- _YOUR TASK_
Filter the data for lines with the word "true", then copy every line so identified.

- _INPUT_
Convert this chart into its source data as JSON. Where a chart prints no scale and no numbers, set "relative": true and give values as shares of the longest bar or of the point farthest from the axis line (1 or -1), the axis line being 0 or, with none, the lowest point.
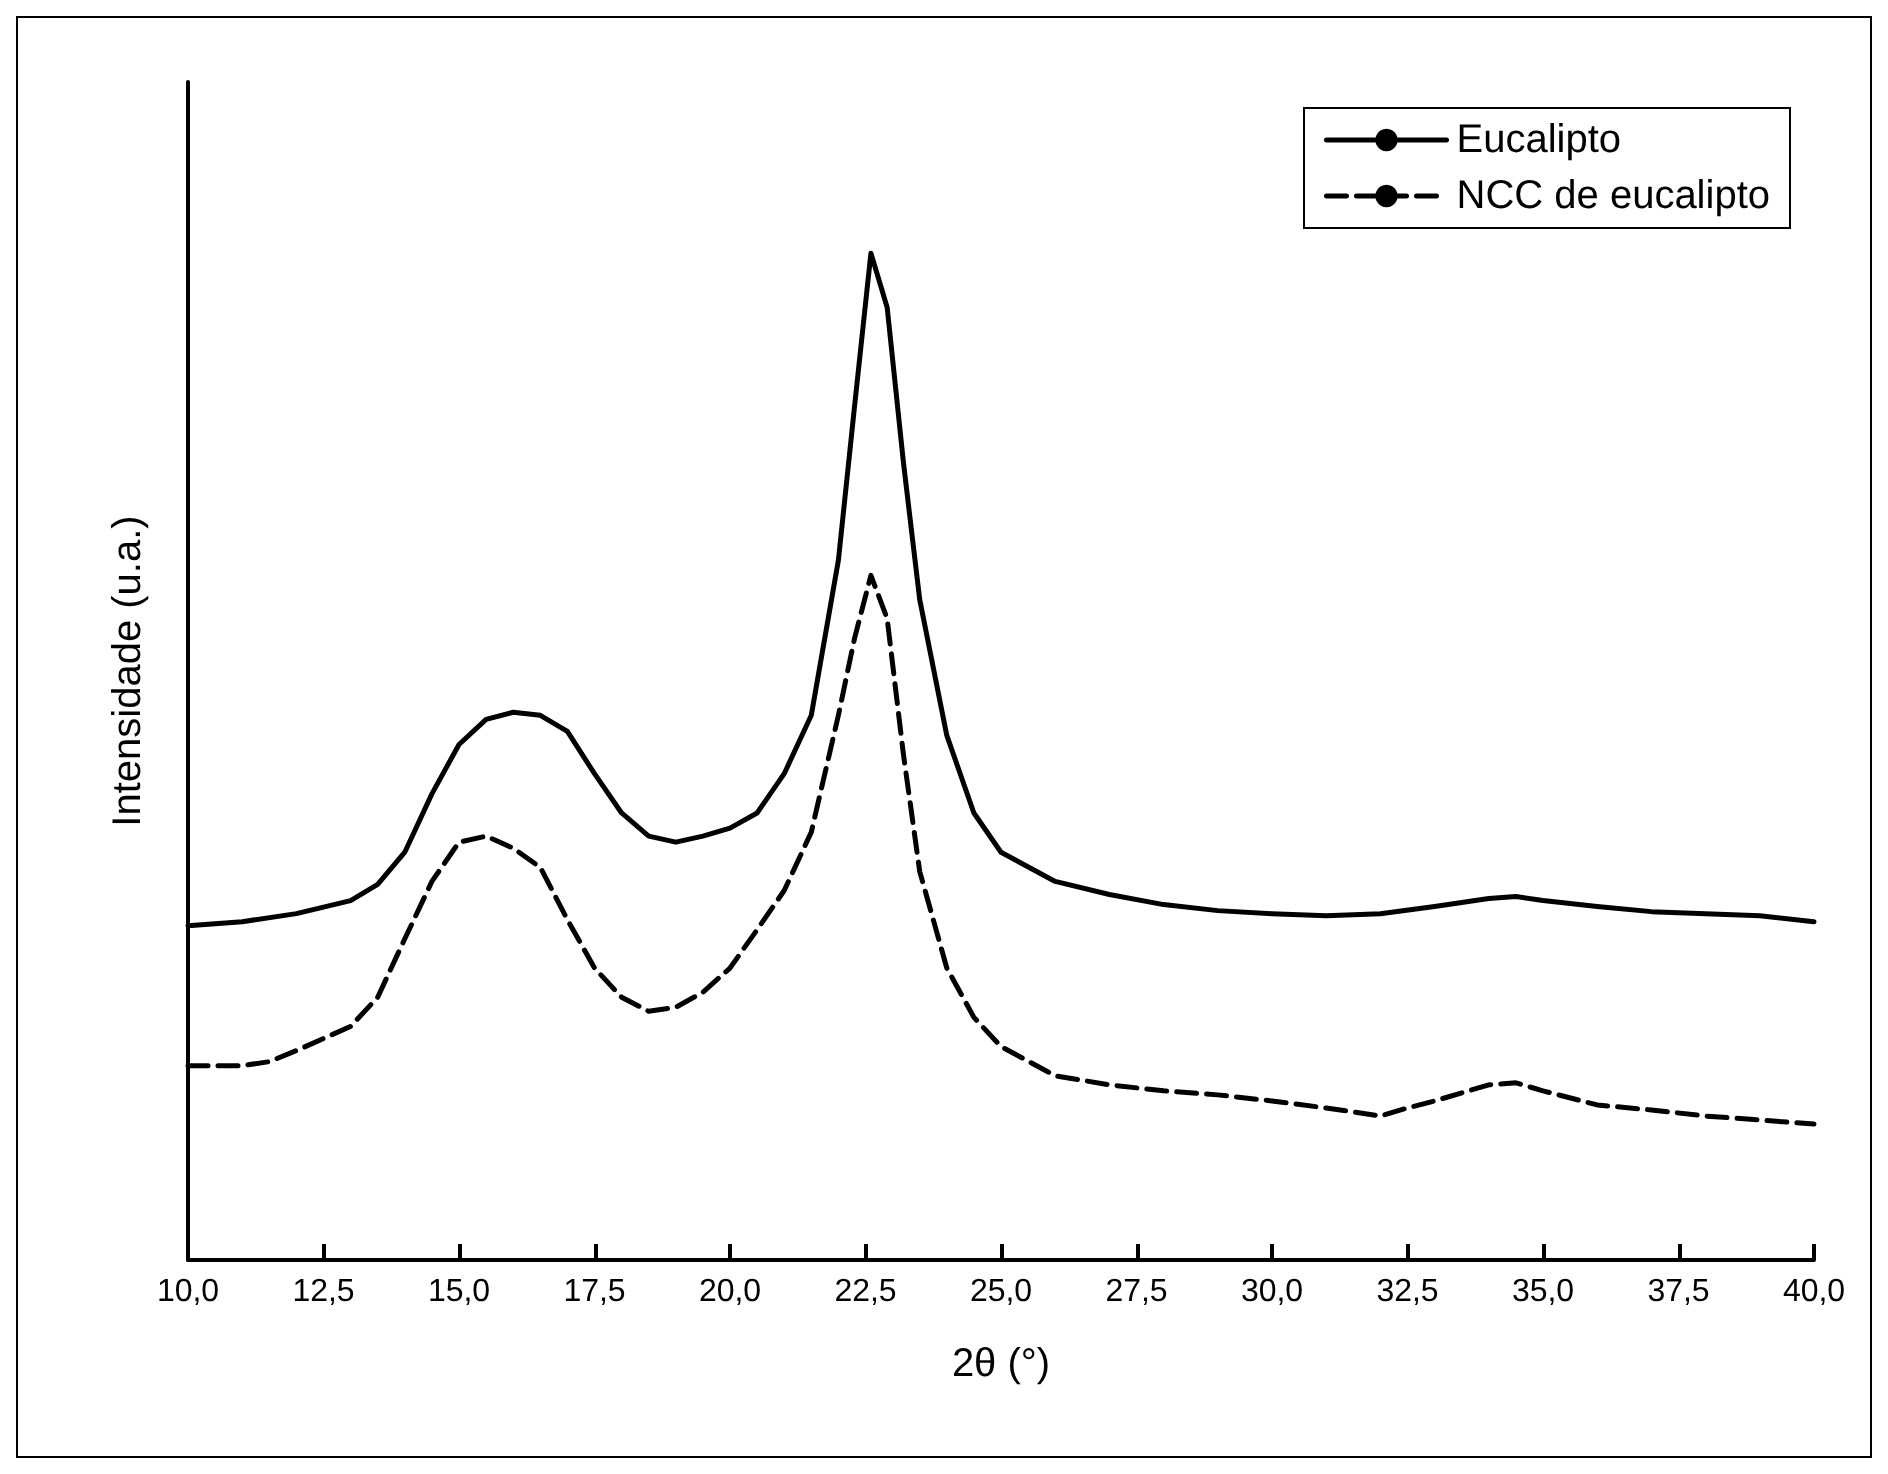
{
  "chart_data": {
    "type": "line",
    "relative": true,
    "xlabel": "2θ (°)",
    "ylabel": "Intensidade (u.a.)",
    "x": [
      10,
      11,
      12,
      13,
      13.5,
      14,
      14.5,
      15,
      15.5,
      16,
      16.5,
      17,
      17.5,
      18,
      18.5,
      19,
      19.5,
      20,
      20.5,
      21,
      21.5,
      22,
      22.3,
      22.6,
      22.9,
      23.2,
      23.5,
      24,
      24.5,
      25,
      26,
      27,
      28,
      29,
      30,
      31,
      32,
      33,
      34,
      34.5,
      35,
      36,
      37,
      38,
      39,
      40
    ],
    "series": [
      {
        "name": "Eucalipto",
        "color": "#000000",
        "line_style": "solid",
        "values": [
          0.332,
          0.336,
          0.344,
          0.357,
          0.373,
          0.405,
          0.463,
          0.512,
          0.537,
          0.544,
          0.541,
          0.525,
          0.483,
          0.444,
          0.421,
          0.415,
          0.421,
          0.429,
          0.444,
          0.483,
          0.541,
          0.695,
          0.849,
          1,
          0.946,
          0.792,
          0.656,
          0.521,
          0.444,
          0.405,
          0.376,
          0.363,
          0.353,
          0.347,
          0.344,
          0.342,
          0.344,
          0.351,
          0.359,
          0.361,
          0.357,
          0.351,
          0.346,
          0.344,
          0.342,
          0.336
        ]
      },
      {
        "name": "NCC de eucalipto",
        "color": "#000000",
        "line_style": "dashed",
        "x": [
          10,
          11,
          11.5,
          12,
          13,
          13.5,
          14,
          14.5,
          15,
          15.5,
          16,
          16.5,
          17,
          17.5,
          18,
          18.5,
          19,
          19.5,
          20,
          20.5,
          21,
          21.5,
          22,
          22.3,
          22.6,
          22.9,
          23.2,
          23.5,
          24,
          24.5,
          25,
          26,
          27,
          28,
          29,
          30,
          31,
          32,
          32.5,
          33,
          34,
          34.5,
          35,
          36,
          37,
          38,
          39,
          40
        ],
        "values": [
          0.193,
          0.193,
          0.197,
          0.208,
          0.232,
          0.261,
          0.319,
          0.376,
          0.415,
          0.421,
          0.409,
          0.39,
          0.338,
          0.29,
          0.261,
          0.247,
          0.251,
          0.266,
          0.29,
          0.328,
          0.367,
          0.425,
          0.541,
          0.618,
          0.68,
          0.637,
          0.502,
          0.386,
          0.29,
          0.241,
          0.212,
          0.183,
          0.174,
          0.168,
          0.164,
          0.158,
          0.151,
          0.143,
          0.151,
          0.158,
          0.174,
          0.176,
          0.168,
          0.154,
          0.149,
          0.143,
          0.139,
          0.135
        ]
      }
    ],
    "xlim": [
      10,
      40
    ],
    "xticks": [
      {
        "value": 10,
        "label": "10,0"
      },
      {
        "value": 12.5,
        "label": "12,5"
      },
      {
        "value": 15,
        "label": "15,0"
      },
      {
        "value": 17.5,
        "label": "17,5"
      },
      {
        "value": 20,
        "label": "20,0"
      },
      {
        "value": 22.5,
        "label": "22,5"
      },
      {
        "value": 25,
        "label": "25,0"
      },
      {
        "value": 27.5,
        "label": "27,5"
      },
      {
        "value": 30,
        "label": "30,0"
      },
      {
        "value": 32.5,
        "label": "32,5"
      },
      {
        "value": 35,
        "label": "35,0"
      },
      {
        "value": 37.5,
        "label": "37,5"
      },
      {
        "value": 40,
        "label": "40,0"
      }
    ],
    "legend": "top right",
    "grid": false
  }
}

- _EXPECTED ANSWER_
Convert this chart into its source data as JSON. Where a chart prints no scale and no numbers, set "relative": true and give values as shares of the longest bar or of the point farthest from the axis line (1 or -1), the axis line being 0 or, with none, the lowest point.
    "relative": true,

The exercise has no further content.